"""

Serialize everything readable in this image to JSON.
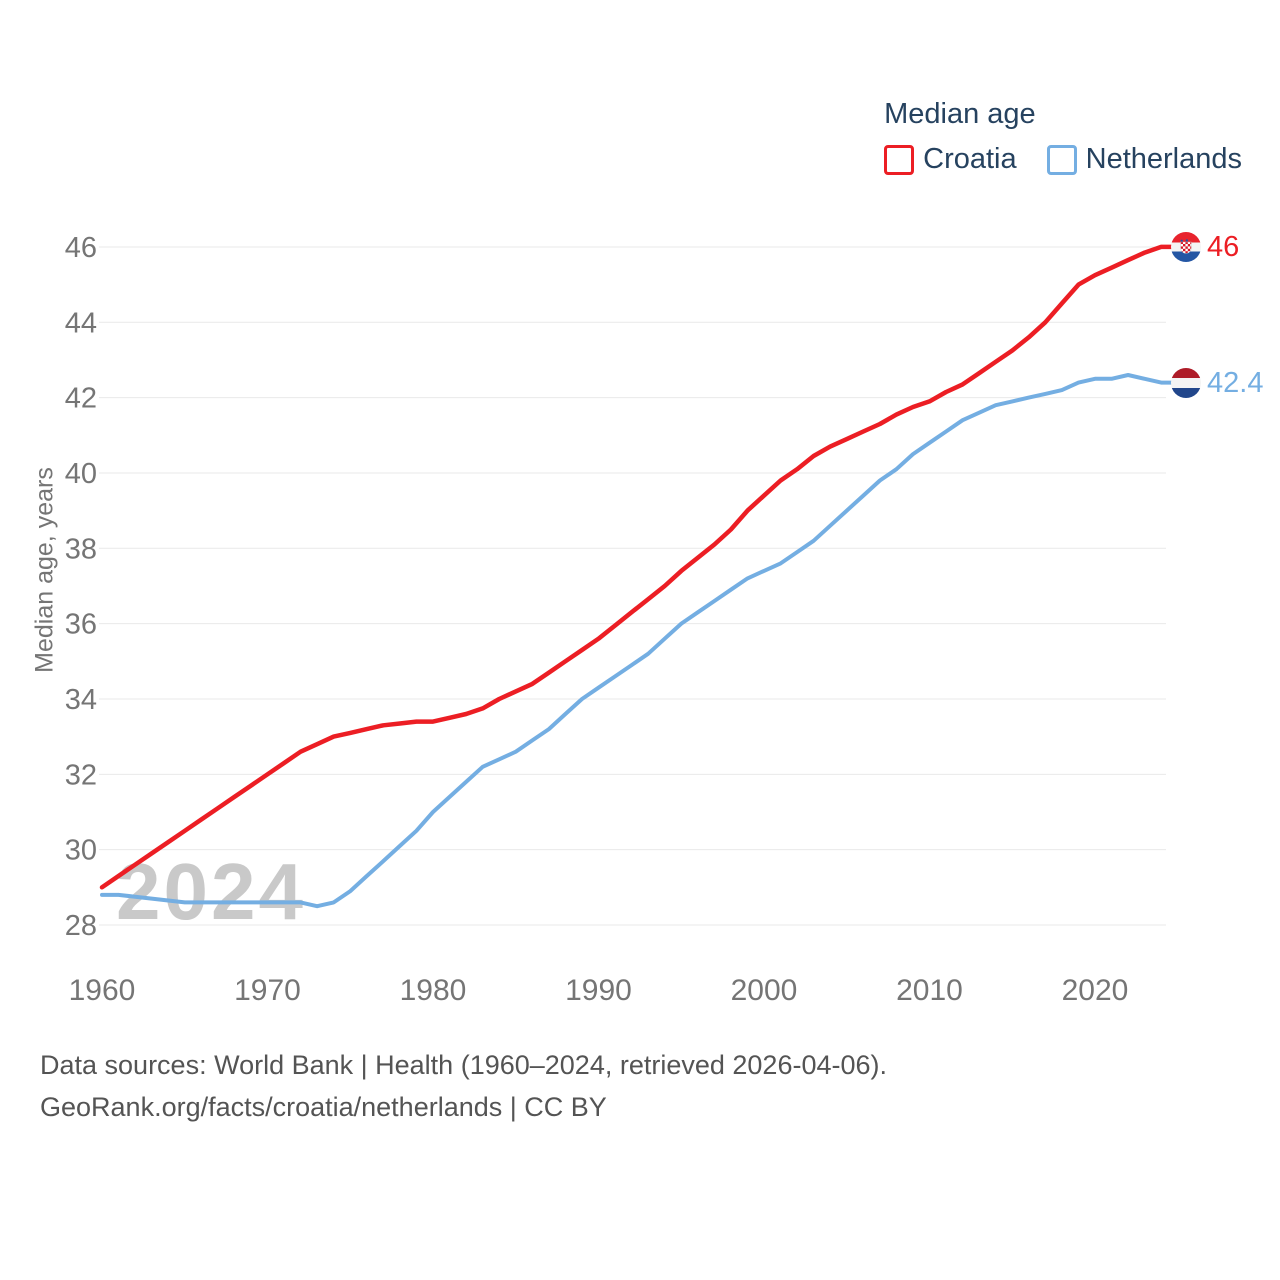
{
  "legend": {
    "title": "Median age",
    "items": [
      {
        "label": "Croatia",
        "color": "#ec1e24"
      },
      {
        "label": "Netherlands",
        "color": "#74aee2"
      }
    ]
  },
  "y_axis": {
    "title": "Median age, years",
    "ticks": [
      "28",
      "30",
      "32",
      "34",
      "36",
      "38",
      "40",
      "42",
      "44",
      "46"
    ]
  },
  "x_axis": {
    "ticks": [
      "1960",
      "1970",
      "1980",
      "1990",
      "2000",
      "2010",
      "2020"
    ]
  },
  "end_labels": {
    "croatia": {
      "value": "46",
      "flag": "croatia-flag-icon"
    },
    "netherlands": {
      "value": "42.4",
      "flag": "netherlands-flag-icon"
    }
  },
  "watermark": "2024",
  "footer": {
    "line1": "Data sources: World Bank | Health (1960–2024, retrieved 2026-04-06).",
    "line2": "GeoRank.org/facts/croatia/netherlands | CC BY"
  },
  "colors": {
    "croatia": "#ec1e24",
    "netherlands": "#74aee2",
    "grid": "#e9e9e9",
    "tick_text": "#757575",
    "legend_text": "#26425f",
    "watermark": "#c9c9c9"
  },
  "chart_data": {
    "type": "line",
    "title": "Median age",
    "xlabel": "",
    "ylabel": "Median age, years",
    "ylim": [
      28,
      46
    ],
    "xlim": [
      1960,
      2024
    ],
    "grid": "horizontal",
    "legend_position": "top-right",
    "x": [
      1960,
      1961,
      1962,
      1963,
      1964,
      1965,
      1966,
      1967,
      1968,
      1969,
      1970,
      1971,
      1972,
      1973,
      1974,
      1975,
      1976,
      1977,
      1978,
      1979,
      1980,
      1981,
      1982,
      1983,
      1984,
      1985,
      1986,
      1987,
      1988,
      1989,
      1990,
      1991,
      1992,
      1993,
      1994,
      1995,
      1996,
      1997,
      1998,
      1999,
      2000,
      2001,
      2002,
      2003,
      2004,
      2005,
      2006,
      2007,
      2008,
      2009,
      2010,
      2011,
      2012,
      2013,
      2014,
      2015,
      2016,
      2017,
      2018,
      2019,
      2020,
      2021,
      2022,
      2023,
      2024
    ],
    "series": [
      {
        "name": "Croatia",
        "color": "#ec1e24",
        "stroke_width": 4.5,
        "end_label": "46",
        "values": [
          29.0,
          29.3,
          29.6,
          29.9,
          30.2,
          30.5,
          30.8,
          31.1,
          31.4,
          31.7,
          32.0,
          32.3,
          32.6,
          32.8,
          33.0,
          33.1,
          33.2,
          33.3,
          33.35,
          33.4,
          33.4,
          33.5,
          33.6,
          33.75,
          34.0,
          34.2,
          34.4,
          34.7,
          35.0,
          35.3,
          35.6,
          35.95,
          36.3,
          36.65,
          37.0,
          37.4,
          37.75,
          38.1,
          38.5,
          39.0,
          39.4,
          39.8,
          40.1,
          40.45,
          40.7,
          40.9,
          41.1,
          41.3,
          41.55,
          41.75,
          41.9,
          42.15,
          42.35,
          42.65,
          42.95,
          43.25,
          43.6,
          44.0,
          44.5,
          45.0,
          45.25,
          45.45,
          45.65,
          45.85,
          46.0
        ]
      },
      {
        "name": "Netherlands",
        "color": "#74aee2",
        "stroke_width": 4,
        "end_label": "42.4",
        "values": [
          28.8,
          28.8,
          28.75,
          28.7,
          28.65,
          28.6,
          28.6,
          28.6,
          28.6,
          28.6,
          28.6,
          28.6,
          28.6,
          28.5,
          28.6,
          28.9,
          29.3,
          29.7,
          30.1,
          30.5,
          31.0,
          31.4,
          31.8,
          32.2,
          32.4,
          32.6,
          32.9,
          33.2,
          33.6,
          34.0,
          34.3,
          34.6,
          34.9,
          35.2,
          35.6,
          36.0,
          36.3,
          36.6,
          36.9,
          37.2,
          37.4,
          37.6,
          37.9,
          38.2,
          38.6,
          39.0,
          39.4,
          39.8,
          40.1,
          40.5,
          40.8,
          41.1,
          41.4,
          41.6,
          41.8,
          41.9,
          42.0,
          42.1,
          42.2,
          42.4,
          42.5,
          42.5,
          42.6,
          42.5,
          42.4
        ]
      }
    ]
  }
}
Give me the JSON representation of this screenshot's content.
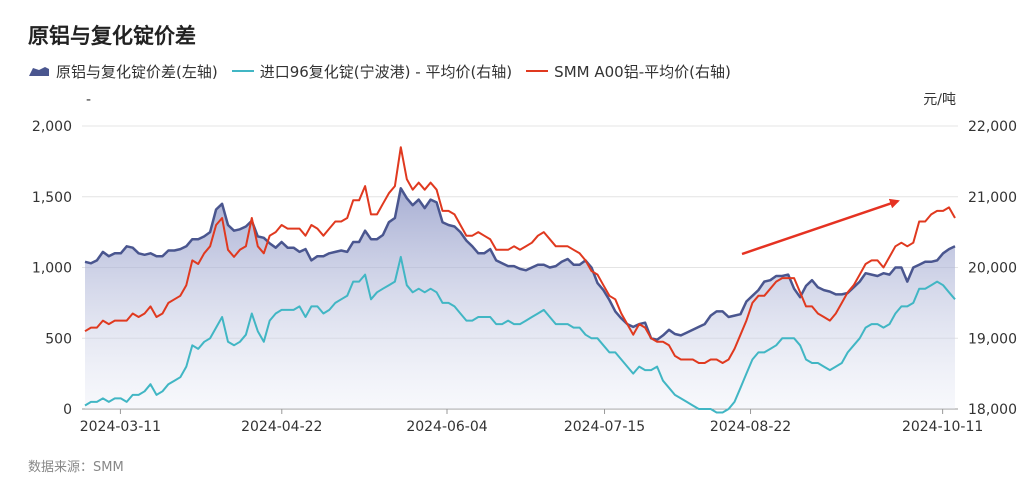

"""

Problem requirements: Pictures in the records above are left out; print everything else exactly as written.

Written answer:
Serialize everything readable in this image to JSON.
{
  "legend": {
    "title": "Median age",
    "items": [
      {
        "label": "Croatia",
        "color": "#ec1e24"
      },
      {
        "label": "Netherlands",
        "color": "#74aee2"
      }
    ]
  },
  "y_axis": {
    "title": "Median age, years",
    "ticks": [
      "28",
      "30",
      "32",
      "34",
      "36",
      "38",
      "40",
      "42",
      "44",
      "46"
    ]
  },
  "x_axis": {
    "ticks": [
      "1960",
      "1970",
      "1980",
      "1990",
      "2000",
      "2010",
      "2020"
    ]
  },
  "end_labels": {
    "croatia": {
      "value": "46",
      "flag": "croatia-flag-icon"
    },
    "netherlands": {
      "value": "42.4",
      "flag": "netherlands-flag-icon"
    }
  },
  "watermark": "2024",
  "footer": {
    "line1": "Data sources: World Bank | Health (1960–2024, retrieved 2026-04-06).",
    "line2": "GeoRank.org/facts/croatia/netherlands | CC BY"
  },
  "colors": {
    "croatia": "#ec1e24",
    "netherlands": "#74aee2",
    "grid": "#e9e9e9",
    "tick_text": "#757575",
    "legend_text": "#26425f",
    "watermark": "#c9c9c9"
  },
  "chart_data": {
    "type": "line",
    "title": "Median age",
    "xlabel": "",
    "ylabel": "Median age, years",
    "ylim": [
      28,
      46
    ],
    "xlim": [
      1960,
      2024
    ],
    "grid": "horizontal",
    "legend_position": "top-right",
    "x": [
      1960,
      1961,
      1962,
      1963,
      1964,
      1965,
      1966,
      1967,
      1968,
      1969,
      1970,
      1971,
      1972,
      1973,
      1974,
      1975,
      1976,
      1977,
      1978,
      1979,
      1980,
      1981,
      1982,
      1983,
      1984,
      1985,
      1986,
      1987,
      1988,
      1989,
      1990,
      1991,
      1992,
      1993,
      1994,
      1995,
      1996,
      1997,
      1998,
      1999,
      2000,
      2001,
      2002,
      2003,
      2004,
      2005,
      2006,
      2007,
      2008,
      2009,
      2010,
      2011,
      2012,
      2013,
      2014,
      2015,
      2016,
      2017,
      2018,
      2019,
      2020,
      2021,
      2022,
      2023,
      2024
    ],
    "series": [
      {
        "name": "Croatia",
        "color": "#ec1e24",
        "stroke_width": 4.5,
        "end_label": "46",
        "values": [
          29.0,
          29.3,
          29.6,
          29.9,
          30.2,
          30.5,
          30.8,
          31.1,
          31.4,
          31.7,
          32.0,
          32.3,
          32.6,
          32.8,
          33.0,
          33.1,
          33.2,
          33.3,
          33.35,
          33.4,
          33.4,
          33.5,
          33.6,
          33.75,
          34.0,
          34.2,
          34.4,
          34.7,
          35.0,
          35.3,
          35.6,
          35.95,
          36.3,
          36.65,
          37.0,
          37.4,
          37.75,
          38.1,
          38.5,
          39.0,
          39.4,
          39.8,
          40.1,
          40.45,
          40.7,
          40.9,
          41.1,
          41.3,
          41.55,
          41.75,
          41.9,
          42.15,
          42.35,
          42.65,
          42.95,
          43.25,
          43.6,
          44.0,
          44.5,
          45.0,
          45.25,
          45.45,
          45.65,
          45.85,
          46.0
        ]
      },
      {
        "name": "Netherlands",
        "color": "#74aee2",
        "stroke_width": 4,
        "end_label": "42.4",
        "values": [
          28.8,
          28.8,
          28.75,
          28.7,
          28.65,
          28.6,
          28.6,
          28.6,
          28.6,
          28.6,
          28.6,
          28.6,
          28.6,
          28.5,
          28.6,
          28.9,
          29.3,
          29.7,
          30.1,
          30.5,
          31.0,
          31.4,
          31.8,
          32.2,
          32.4,
          32.6,
          32.9,
          33.2,
          33.6,
          34.0,
          34.3,
          34.6,
          34.9,
          35.2,
          35.6,
          36.0,
          36.3,
          36.6,
          36.9,
          37.2,
          37.4,
          37.6,
          37.9,
          38.2,
          38.6,
          39.0,
          39.4,
          39.8,
          40.1,
          40.5,
          40.8,
          41.1,
          41.4,
          41.6,
          41.8,
          41.9,
          42.0,
          42.1,
          42.2,
          42.4,
          42.5,
          42.5,
          42.6,
          42.5,
          42.4
        ]
      }
    ]
  }
}
Give me the JSON representation of this screenshot's content.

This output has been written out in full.